**Work to be completed**
What is the number of lines in the entries below that include the word "Output"? Provide the number only.

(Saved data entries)
-- begin --
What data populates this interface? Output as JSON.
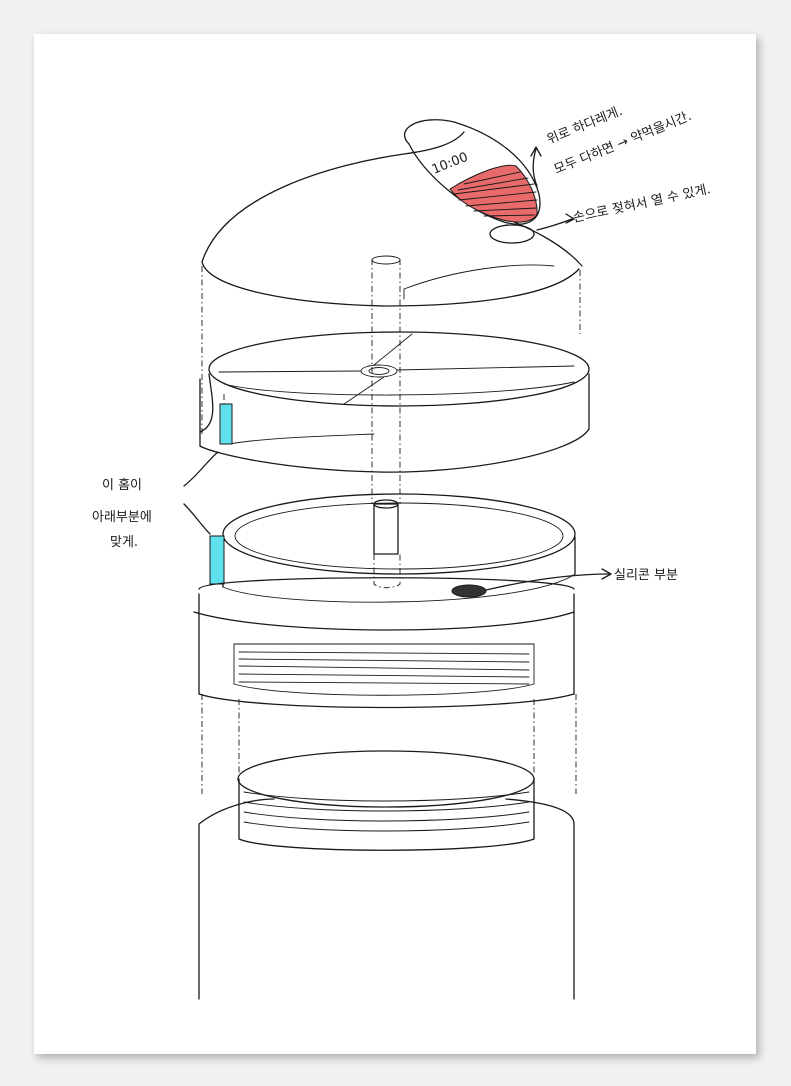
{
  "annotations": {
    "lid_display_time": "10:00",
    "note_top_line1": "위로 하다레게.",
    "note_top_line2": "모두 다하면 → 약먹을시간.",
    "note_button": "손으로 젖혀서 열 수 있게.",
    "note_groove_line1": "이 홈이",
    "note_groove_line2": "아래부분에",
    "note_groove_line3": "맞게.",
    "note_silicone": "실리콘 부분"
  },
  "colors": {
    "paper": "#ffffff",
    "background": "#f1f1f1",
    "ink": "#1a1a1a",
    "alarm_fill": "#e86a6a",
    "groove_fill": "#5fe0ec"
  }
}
-- end --
-- begin --
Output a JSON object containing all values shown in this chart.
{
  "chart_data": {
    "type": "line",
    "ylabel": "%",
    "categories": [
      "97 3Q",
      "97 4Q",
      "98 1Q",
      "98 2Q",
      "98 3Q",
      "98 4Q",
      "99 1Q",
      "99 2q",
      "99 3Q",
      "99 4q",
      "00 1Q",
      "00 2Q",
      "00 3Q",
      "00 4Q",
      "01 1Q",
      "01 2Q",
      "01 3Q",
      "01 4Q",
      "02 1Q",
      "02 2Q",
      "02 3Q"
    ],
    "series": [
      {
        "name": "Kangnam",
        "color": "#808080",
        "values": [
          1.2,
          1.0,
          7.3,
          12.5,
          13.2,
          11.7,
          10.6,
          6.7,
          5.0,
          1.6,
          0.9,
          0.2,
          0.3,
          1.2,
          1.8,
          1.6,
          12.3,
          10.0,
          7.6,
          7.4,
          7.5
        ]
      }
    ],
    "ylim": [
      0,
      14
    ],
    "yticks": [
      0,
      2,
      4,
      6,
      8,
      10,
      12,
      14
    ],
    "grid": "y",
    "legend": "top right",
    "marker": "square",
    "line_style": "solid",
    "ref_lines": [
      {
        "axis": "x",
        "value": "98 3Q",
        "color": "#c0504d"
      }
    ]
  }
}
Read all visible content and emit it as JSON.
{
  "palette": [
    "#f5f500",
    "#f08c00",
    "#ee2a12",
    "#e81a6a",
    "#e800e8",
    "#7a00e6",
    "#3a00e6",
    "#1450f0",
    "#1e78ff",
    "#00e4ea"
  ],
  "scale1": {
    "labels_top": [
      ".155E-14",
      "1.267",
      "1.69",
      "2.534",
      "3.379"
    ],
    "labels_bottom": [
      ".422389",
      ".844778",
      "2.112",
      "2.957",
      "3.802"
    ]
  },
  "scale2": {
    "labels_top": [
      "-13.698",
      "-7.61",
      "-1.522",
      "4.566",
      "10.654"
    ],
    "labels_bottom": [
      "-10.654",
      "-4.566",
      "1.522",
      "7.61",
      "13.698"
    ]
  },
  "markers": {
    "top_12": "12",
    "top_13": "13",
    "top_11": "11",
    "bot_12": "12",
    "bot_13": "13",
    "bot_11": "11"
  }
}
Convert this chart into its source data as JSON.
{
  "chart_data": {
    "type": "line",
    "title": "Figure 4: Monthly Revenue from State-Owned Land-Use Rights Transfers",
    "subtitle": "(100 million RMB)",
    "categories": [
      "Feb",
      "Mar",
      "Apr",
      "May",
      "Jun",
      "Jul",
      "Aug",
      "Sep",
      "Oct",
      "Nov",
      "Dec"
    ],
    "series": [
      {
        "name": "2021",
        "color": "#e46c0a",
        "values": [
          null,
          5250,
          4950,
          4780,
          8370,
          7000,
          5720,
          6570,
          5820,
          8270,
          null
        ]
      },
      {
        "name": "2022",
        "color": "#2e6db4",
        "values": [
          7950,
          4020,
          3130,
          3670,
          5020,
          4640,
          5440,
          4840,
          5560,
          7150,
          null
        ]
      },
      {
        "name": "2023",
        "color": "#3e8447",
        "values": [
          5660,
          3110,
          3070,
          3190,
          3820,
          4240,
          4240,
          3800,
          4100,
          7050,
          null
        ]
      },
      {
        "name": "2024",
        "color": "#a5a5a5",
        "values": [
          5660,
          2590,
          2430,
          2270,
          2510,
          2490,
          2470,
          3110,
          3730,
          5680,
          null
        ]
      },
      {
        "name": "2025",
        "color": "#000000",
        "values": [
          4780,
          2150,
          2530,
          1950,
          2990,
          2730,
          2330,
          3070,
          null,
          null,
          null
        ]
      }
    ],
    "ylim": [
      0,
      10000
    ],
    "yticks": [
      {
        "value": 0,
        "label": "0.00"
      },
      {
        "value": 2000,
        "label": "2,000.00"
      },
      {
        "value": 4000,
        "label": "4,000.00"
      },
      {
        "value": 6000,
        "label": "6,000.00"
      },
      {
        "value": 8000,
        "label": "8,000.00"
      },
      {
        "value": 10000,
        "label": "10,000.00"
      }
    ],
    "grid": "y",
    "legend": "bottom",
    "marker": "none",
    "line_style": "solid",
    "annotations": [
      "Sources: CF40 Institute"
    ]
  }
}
-- end --
-- begin --
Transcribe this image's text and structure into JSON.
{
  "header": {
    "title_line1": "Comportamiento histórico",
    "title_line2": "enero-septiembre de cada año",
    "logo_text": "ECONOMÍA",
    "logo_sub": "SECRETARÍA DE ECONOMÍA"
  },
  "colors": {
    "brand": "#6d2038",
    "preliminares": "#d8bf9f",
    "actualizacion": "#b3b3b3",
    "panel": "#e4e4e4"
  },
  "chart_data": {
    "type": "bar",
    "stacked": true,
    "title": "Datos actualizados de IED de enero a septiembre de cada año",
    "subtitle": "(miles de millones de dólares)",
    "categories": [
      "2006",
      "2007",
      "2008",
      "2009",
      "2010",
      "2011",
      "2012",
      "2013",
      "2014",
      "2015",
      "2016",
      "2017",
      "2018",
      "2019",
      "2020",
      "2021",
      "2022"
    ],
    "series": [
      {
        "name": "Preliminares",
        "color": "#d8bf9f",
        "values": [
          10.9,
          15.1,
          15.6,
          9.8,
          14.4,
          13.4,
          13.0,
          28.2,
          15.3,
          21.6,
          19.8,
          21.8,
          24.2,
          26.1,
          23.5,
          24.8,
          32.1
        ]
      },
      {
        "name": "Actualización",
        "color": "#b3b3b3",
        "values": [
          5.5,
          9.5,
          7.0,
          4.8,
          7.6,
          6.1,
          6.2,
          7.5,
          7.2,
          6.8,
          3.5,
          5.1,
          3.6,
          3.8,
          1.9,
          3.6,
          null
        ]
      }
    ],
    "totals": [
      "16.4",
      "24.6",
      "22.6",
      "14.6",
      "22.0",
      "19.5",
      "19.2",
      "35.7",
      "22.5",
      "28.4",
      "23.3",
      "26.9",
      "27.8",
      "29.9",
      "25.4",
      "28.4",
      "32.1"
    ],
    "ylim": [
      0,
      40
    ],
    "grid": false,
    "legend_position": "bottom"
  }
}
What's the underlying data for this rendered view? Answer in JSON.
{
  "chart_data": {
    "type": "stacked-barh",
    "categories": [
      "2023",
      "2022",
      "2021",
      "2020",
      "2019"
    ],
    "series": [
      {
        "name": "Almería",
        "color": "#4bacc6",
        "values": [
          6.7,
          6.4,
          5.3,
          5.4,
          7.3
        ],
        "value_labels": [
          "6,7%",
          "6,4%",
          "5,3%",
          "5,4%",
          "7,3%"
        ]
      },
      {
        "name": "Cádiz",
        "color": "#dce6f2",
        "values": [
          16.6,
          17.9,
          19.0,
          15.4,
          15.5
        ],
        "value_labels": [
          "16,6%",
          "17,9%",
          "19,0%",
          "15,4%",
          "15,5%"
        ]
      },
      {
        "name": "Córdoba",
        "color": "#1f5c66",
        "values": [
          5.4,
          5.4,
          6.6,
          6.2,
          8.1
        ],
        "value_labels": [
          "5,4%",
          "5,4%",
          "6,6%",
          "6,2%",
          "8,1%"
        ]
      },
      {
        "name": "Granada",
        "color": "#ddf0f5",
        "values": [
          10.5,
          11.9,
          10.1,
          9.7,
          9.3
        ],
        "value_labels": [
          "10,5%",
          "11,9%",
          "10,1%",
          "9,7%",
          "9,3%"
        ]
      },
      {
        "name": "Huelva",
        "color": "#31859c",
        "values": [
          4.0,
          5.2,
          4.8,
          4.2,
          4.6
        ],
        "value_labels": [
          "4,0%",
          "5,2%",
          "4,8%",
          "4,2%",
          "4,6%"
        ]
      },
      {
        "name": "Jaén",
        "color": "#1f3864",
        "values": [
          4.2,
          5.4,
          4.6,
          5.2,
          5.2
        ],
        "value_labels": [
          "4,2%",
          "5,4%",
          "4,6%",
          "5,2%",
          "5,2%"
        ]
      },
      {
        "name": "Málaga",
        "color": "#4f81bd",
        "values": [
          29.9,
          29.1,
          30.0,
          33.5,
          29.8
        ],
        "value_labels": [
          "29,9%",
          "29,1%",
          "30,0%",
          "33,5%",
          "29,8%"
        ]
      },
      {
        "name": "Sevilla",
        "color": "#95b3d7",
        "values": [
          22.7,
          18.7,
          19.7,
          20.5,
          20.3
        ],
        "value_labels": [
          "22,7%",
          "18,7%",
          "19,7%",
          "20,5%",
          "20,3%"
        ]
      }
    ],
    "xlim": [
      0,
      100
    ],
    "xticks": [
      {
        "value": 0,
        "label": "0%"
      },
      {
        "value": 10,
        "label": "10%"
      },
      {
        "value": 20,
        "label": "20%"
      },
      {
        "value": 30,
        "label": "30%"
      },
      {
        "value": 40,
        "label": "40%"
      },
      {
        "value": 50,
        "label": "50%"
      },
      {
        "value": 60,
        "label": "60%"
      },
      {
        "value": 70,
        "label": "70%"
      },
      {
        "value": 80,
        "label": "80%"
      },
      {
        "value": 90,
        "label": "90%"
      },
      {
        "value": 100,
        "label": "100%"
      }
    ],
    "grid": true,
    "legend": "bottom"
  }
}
-- end --
**The response**
2